- SET EXERCISE:
Copy the data from its start through the line containing "- example-text: The", replacing "registration-mark-icon" with "crop-mark-icon" and leaving everything else unchanged. Give only those lines.

━━━━━━━━━━

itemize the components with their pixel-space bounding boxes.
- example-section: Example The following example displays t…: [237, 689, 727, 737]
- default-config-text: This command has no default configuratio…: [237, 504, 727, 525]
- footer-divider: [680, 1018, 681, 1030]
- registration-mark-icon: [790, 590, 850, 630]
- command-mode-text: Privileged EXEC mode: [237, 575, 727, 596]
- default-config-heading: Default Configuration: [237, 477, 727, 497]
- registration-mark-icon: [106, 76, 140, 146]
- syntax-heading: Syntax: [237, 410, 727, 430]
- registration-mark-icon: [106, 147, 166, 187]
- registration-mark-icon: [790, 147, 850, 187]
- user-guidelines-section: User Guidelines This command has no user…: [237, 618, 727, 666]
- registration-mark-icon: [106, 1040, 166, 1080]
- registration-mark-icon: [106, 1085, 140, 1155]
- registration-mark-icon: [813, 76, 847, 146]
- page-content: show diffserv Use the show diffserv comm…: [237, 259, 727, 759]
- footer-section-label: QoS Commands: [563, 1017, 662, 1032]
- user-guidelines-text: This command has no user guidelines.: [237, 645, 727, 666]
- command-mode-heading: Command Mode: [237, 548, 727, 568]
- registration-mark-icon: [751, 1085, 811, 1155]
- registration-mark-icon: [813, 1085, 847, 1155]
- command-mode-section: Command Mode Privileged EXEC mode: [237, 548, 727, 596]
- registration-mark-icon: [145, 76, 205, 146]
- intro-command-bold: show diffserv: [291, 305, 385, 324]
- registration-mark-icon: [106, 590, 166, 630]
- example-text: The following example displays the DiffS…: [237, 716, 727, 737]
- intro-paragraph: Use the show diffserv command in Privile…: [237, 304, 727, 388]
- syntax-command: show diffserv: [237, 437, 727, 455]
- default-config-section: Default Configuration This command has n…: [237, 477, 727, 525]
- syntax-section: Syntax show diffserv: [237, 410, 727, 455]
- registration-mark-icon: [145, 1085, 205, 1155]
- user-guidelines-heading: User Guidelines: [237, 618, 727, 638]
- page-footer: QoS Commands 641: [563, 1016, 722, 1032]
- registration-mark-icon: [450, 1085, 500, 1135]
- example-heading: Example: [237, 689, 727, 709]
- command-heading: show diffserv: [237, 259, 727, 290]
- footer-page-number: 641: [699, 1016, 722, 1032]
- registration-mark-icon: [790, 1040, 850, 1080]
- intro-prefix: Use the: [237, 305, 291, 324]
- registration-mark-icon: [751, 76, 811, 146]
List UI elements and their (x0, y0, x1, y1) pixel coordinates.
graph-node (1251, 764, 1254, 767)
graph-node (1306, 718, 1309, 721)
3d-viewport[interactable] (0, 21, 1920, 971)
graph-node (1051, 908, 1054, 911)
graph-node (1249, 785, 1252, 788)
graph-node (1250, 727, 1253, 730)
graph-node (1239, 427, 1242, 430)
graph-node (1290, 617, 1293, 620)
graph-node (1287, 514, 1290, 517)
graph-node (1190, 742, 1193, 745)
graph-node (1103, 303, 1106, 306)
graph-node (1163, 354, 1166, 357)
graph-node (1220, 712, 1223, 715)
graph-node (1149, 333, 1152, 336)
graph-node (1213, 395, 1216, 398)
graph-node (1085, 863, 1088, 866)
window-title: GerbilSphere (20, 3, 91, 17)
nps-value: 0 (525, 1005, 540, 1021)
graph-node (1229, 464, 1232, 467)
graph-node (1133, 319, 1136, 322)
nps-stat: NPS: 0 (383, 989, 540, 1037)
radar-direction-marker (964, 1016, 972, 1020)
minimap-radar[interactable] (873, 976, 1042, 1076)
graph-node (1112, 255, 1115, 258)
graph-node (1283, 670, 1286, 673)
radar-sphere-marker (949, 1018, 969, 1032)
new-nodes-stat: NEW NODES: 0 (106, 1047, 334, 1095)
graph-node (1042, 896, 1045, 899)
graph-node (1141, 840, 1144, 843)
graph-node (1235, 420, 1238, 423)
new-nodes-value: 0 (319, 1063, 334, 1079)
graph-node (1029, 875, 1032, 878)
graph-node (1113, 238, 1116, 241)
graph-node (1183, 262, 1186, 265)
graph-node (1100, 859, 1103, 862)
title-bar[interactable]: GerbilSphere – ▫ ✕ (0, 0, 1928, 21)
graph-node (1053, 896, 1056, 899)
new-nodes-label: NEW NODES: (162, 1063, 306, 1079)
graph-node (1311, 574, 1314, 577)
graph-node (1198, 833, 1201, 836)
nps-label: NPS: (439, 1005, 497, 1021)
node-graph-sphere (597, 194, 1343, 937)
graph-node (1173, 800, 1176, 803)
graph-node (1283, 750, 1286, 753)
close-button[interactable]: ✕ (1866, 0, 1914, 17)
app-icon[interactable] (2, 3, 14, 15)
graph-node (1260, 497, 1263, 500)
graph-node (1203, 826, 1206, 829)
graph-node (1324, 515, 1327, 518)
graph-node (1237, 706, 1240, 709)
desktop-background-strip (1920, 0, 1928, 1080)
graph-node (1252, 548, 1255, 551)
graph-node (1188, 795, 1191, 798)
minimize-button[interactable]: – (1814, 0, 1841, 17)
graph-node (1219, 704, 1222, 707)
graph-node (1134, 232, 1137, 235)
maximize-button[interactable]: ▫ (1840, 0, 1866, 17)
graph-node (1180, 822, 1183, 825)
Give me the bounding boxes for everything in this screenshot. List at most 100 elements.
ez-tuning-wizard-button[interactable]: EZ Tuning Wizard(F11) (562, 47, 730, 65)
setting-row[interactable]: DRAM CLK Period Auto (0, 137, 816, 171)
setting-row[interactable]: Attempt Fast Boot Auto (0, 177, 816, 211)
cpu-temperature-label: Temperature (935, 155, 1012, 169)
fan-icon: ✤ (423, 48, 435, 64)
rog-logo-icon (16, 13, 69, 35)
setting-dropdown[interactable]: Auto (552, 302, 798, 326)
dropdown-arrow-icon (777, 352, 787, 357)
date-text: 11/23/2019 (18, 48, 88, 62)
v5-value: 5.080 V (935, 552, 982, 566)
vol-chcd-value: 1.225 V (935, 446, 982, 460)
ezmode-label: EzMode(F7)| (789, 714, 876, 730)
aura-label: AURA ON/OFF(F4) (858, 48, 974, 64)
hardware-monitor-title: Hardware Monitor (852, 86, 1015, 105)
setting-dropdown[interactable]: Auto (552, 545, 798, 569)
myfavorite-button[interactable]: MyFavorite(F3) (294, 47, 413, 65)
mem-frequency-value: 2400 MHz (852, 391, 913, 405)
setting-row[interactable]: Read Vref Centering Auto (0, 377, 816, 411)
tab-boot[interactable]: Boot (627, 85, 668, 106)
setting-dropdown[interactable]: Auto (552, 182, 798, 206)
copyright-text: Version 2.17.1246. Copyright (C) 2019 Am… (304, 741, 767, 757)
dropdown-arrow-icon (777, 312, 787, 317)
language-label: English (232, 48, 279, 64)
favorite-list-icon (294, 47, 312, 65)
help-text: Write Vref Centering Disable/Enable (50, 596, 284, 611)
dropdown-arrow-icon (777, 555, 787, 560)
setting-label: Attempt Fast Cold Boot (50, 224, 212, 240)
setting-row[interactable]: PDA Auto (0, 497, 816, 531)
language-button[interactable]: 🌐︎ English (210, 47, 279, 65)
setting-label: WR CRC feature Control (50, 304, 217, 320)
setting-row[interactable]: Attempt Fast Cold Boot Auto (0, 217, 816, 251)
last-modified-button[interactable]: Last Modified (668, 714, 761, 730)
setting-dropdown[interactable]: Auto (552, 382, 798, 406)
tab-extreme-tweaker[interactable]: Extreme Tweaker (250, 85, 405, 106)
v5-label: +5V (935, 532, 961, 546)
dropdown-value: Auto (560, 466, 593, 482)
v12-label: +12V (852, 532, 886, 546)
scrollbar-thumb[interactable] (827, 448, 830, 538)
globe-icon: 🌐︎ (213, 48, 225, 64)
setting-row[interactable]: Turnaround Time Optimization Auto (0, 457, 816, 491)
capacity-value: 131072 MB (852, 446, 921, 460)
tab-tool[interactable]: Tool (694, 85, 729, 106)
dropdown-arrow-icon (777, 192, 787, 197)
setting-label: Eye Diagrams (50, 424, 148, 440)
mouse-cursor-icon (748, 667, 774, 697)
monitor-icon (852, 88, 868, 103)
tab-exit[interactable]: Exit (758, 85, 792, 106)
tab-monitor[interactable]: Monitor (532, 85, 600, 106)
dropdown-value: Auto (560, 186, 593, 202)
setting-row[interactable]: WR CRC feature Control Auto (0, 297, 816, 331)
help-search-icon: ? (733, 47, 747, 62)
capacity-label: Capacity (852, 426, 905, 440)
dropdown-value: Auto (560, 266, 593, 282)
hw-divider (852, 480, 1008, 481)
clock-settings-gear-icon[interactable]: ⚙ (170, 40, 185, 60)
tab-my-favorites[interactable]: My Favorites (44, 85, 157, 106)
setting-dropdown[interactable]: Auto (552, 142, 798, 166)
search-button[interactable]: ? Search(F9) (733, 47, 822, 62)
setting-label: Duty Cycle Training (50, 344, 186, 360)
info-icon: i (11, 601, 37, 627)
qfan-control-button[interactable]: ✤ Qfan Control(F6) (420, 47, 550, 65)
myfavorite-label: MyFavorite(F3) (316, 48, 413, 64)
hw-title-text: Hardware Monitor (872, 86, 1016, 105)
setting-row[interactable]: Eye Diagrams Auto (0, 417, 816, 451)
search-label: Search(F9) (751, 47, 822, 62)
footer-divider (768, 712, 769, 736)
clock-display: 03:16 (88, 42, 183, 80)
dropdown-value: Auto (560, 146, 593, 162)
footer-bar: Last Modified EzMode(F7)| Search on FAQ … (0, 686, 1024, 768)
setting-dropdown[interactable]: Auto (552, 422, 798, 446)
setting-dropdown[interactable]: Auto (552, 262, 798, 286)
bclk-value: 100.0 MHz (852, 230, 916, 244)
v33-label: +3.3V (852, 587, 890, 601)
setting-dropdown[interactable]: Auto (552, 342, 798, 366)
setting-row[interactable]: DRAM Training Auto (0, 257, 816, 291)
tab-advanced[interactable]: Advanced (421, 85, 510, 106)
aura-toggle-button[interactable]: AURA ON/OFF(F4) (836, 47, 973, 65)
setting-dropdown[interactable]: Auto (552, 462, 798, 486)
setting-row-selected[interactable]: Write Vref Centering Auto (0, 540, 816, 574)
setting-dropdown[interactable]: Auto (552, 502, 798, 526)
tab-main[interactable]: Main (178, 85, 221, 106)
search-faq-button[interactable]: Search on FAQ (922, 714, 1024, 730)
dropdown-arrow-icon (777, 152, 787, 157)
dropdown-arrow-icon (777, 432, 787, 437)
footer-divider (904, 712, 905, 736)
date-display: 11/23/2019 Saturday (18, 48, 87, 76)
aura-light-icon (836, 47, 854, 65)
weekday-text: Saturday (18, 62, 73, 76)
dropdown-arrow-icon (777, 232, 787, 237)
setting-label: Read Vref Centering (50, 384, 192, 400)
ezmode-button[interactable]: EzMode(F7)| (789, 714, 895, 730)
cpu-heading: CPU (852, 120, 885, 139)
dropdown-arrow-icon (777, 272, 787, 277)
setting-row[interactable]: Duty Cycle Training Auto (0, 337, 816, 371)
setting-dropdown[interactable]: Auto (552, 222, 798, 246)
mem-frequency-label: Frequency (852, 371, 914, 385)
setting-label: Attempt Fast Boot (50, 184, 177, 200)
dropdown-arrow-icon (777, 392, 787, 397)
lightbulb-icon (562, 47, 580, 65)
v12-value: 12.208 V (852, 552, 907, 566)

━━━━━━━━━━

- WORKED ANSWER:
itemize the components with their pixel-space bounding boxes.
- example-section: Example The following example displays t…: [237, 689, 727, 737]
- default-config-text: This command has no default configuratio…: [237, 504, 727, 525]
- footer-divider: [680, 1018, 681, 1030]
- crop-mark-icon: [790, 590, 850, 630]
- command-mode-text: Privileged EXEC mode: [237, 575, 727, 596]
- default-config-heading: Default Configuration: [237, 477, 727, 497]
- crop-mark-icon: [106, 76, 140, 146]
- syntax-heading: Syntax: [237, 410, 727, 430]
- crop-mark-icon: [106, 147, 166, 187]
- crop-mark-icon: [790, 147, 850, 187]
- user-guidelines-section: User Guidelines This command has no user…: [237, 618, 727, 666]
- crop-mark-icon: [106, 1040, 166, 1080]
- crop-mark-icon: [106, 1085, 140, 1155]
- crop-mark-icon: [813, 76, 847, 146]
- page-content: show diffserv Use the show diffserv comm…: [237, 259, 727, 759]
- footer-section-label: QoS Commands: [563, 1017, 662, 1032]
- user-guidelines-text: This command has no user guidelines.: [237, 645, 727, 666]
- command-mode-heading: Command Mode: [237, 548, 727, 568]
- crop-mark-icon: [751, 1085, 811, 1155]
- crop-mark-icon: [813, 1085, 847, 1155]
- command-mode-section: Command Mode Privileged EXEC mode: [237, 548, 727, 596]
- crop-mark-icon: [145, 76, 205, 146]
- intro-command-bold: show diffserv: [291, 305, 385, 324]
- crop-mark-icon: [106, 590, 166, 630]
- example-text: The following example displays the DiffS…: [237, 716, 727, 737]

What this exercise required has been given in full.